[Dataset records]

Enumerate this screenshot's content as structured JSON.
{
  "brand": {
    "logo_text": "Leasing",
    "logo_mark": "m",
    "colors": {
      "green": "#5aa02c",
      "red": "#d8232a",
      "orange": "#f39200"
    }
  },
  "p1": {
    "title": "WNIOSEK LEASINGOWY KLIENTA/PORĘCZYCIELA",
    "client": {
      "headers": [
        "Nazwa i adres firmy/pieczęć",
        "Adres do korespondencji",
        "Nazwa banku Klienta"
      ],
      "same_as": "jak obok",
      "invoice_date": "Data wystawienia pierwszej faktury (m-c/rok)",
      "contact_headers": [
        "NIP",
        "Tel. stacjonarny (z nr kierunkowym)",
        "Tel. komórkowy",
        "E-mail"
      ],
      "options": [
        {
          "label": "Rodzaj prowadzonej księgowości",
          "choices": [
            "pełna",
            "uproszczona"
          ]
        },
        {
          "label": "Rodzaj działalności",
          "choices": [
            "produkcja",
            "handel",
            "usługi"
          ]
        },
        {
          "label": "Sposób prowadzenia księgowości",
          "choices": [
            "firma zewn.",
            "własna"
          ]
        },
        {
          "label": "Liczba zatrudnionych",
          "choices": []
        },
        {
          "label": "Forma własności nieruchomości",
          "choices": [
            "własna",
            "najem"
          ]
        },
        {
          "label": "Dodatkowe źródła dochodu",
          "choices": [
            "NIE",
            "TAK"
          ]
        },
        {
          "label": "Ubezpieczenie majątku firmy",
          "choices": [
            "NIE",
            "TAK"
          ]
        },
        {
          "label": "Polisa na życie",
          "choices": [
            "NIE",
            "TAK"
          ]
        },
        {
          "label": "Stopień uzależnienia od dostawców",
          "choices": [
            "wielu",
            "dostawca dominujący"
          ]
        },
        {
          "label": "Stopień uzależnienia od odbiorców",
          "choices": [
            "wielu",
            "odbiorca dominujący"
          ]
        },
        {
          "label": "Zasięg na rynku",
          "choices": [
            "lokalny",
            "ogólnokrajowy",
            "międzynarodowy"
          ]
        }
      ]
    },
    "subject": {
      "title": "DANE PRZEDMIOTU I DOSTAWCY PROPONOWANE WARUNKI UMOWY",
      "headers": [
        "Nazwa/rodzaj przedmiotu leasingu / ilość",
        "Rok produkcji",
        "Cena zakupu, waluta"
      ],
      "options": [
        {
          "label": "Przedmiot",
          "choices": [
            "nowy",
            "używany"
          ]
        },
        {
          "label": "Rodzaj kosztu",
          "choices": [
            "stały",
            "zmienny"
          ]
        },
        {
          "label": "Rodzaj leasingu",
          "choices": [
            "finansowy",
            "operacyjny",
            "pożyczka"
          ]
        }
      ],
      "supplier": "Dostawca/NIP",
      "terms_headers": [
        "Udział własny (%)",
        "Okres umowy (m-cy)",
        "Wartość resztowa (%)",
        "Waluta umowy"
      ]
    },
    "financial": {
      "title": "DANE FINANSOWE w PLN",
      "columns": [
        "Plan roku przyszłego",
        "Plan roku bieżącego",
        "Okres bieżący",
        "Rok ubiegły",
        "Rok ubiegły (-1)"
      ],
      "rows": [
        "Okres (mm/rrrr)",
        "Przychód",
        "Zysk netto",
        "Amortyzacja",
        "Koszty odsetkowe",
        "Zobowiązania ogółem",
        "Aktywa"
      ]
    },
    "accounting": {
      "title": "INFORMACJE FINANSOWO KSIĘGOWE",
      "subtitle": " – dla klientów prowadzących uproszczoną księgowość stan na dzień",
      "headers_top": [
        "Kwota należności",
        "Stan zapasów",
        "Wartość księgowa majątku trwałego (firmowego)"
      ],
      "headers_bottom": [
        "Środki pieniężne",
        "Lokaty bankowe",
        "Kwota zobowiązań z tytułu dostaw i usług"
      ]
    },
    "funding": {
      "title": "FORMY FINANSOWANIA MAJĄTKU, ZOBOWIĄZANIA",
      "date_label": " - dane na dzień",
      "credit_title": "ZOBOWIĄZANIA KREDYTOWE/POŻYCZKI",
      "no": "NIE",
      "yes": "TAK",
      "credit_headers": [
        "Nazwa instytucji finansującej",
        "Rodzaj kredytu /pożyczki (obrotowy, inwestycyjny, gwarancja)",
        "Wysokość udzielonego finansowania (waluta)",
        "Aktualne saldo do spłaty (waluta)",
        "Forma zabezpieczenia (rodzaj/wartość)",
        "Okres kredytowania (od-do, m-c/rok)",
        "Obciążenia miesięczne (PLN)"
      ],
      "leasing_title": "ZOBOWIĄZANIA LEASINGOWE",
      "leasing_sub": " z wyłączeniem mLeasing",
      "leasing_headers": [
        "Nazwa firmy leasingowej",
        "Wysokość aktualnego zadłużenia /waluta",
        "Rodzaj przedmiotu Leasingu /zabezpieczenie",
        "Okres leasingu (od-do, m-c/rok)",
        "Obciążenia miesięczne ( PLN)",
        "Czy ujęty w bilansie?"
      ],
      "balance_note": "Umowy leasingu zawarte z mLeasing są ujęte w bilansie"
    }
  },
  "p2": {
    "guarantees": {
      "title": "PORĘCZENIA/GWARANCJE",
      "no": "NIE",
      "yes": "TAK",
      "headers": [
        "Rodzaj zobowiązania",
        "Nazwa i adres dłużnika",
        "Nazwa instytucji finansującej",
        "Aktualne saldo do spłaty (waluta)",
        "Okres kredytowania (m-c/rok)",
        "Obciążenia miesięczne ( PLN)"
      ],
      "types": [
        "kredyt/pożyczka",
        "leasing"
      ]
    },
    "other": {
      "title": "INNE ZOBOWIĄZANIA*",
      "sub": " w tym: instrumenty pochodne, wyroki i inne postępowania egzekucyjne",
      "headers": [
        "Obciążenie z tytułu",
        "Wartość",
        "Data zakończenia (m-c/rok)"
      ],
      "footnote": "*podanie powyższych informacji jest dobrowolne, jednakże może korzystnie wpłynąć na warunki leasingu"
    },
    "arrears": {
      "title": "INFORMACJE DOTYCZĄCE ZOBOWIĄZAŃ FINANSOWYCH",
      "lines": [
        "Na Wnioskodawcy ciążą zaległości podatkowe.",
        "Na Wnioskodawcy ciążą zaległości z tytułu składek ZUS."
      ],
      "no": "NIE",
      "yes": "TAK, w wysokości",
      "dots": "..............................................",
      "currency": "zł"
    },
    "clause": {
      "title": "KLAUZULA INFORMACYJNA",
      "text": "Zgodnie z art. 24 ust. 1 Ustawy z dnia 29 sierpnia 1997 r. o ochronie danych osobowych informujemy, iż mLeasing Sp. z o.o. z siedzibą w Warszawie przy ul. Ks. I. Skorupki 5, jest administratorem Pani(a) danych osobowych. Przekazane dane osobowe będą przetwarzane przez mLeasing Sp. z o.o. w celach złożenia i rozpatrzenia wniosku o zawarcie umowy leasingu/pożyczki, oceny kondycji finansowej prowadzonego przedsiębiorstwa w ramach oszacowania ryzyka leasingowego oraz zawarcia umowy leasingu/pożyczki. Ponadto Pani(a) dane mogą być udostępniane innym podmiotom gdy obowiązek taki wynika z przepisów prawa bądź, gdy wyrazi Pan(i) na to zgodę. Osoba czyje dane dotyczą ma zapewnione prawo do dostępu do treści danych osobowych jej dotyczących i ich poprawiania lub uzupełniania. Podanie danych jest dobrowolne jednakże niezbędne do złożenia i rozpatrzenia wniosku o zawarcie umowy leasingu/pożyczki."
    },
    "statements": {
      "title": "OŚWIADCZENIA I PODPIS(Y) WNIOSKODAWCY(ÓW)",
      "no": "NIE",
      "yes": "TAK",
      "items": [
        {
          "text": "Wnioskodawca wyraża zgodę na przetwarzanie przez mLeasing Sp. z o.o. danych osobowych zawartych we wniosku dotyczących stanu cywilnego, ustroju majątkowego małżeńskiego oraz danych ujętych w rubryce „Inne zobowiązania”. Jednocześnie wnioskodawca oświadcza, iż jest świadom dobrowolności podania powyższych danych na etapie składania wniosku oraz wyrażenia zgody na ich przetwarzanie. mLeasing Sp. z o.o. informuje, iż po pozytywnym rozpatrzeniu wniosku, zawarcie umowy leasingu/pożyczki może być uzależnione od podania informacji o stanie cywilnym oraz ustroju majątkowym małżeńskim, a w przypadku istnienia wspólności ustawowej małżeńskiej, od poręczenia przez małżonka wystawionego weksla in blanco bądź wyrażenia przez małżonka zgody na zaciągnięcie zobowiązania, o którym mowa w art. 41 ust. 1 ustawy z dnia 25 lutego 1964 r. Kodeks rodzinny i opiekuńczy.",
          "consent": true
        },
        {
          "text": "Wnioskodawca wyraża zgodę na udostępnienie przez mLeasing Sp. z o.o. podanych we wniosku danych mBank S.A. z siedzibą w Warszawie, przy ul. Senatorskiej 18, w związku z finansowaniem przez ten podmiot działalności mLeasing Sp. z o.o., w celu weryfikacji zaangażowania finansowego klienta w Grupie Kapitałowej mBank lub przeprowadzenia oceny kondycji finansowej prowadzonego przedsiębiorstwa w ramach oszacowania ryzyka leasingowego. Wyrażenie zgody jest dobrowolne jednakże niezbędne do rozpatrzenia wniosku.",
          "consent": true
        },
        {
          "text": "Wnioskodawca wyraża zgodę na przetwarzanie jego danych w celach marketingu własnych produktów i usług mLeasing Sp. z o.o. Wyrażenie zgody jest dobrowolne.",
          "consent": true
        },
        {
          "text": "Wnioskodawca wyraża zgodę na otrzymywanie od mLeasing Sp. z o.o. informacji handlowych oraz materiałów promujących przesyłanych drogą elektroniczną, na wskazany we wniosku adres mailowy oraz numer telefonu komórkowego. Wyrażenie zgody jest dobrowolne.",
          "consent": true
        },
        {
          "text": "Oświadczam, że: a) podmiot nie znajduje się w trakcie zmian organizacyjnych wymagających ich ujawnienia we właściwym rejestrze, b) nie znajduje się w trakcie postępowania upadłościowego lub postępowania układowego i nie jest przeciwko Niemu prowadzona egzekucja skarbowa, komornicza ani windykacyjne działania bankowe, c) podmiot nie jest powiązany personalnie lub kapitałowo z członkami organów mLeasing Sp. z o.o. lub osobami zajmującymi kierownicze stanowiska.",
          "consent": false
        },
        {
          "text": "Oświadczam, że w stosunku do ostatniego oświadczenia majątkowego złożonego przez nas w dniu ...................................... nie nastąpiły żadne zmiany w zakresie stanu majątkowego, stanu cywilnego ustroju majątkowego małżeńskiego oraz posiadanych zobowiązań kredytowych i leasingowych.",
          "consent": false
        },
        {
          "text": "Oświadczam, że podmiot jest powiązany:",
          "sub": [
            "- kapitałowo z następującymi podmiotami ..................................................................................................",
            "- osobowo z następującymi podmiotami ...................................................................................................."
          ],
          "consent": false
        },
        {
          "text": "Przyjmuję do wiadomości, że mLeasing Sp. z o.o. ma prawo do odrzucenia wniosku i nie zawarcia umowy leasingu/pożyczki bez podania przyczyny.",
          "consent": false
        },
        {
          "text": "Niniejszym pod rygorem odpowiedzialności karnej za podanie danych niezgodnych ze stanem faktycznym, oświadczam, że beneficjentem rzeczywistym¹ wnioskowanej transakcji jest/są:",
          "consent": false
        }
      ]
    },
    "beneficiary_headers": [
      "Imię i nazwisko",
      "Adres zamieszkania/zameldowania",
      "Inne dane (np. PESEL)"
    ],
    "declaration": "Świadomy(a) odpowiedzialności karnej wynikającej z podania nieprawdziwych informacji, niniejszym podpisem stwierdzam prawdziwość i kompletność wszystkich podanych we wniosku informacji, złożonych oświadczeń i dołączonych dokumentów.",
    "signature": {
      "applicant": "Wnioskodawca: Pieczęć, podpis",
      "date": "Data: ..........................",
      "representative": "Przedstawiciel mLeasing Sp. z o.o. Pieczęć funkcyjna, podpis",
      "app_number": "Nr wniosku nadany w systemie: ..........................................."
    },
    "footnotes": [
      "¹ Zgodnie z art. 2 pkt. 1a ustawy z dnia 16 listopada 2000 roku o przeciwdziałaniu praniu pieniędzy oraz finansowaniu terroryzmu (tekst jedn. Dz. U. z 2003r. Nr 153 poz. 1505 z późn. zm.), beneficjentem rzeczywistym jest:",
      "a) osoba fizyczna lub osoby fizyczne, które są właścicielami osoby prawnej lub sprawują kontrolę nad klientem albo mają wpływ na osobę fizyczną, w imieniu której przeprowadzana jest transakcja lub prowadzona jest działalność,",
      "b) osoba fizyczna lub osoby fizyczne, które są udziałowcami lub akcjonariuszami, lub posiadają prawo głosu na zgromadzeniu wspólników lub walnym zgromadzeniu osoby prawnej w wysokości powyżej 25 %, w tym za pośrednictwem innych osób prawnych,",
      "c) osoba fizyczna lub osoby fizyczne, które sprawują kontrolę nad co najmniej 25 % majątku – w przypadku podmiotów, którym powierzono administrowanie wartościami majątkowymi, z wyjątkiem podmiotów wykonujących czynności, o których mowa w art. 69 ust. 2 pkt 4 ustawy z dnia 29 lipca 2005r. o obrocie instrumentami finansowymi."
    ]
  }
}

## YOUR GOAL
Select the lines from the entries that include the word "firmy".

## EXERCISE OUTPUT
        "Nazwa i adres firmy/pieczęć",
          "label": "Ubezpieczenie majątku firmy",
        "Nazwa firmy leasingowej",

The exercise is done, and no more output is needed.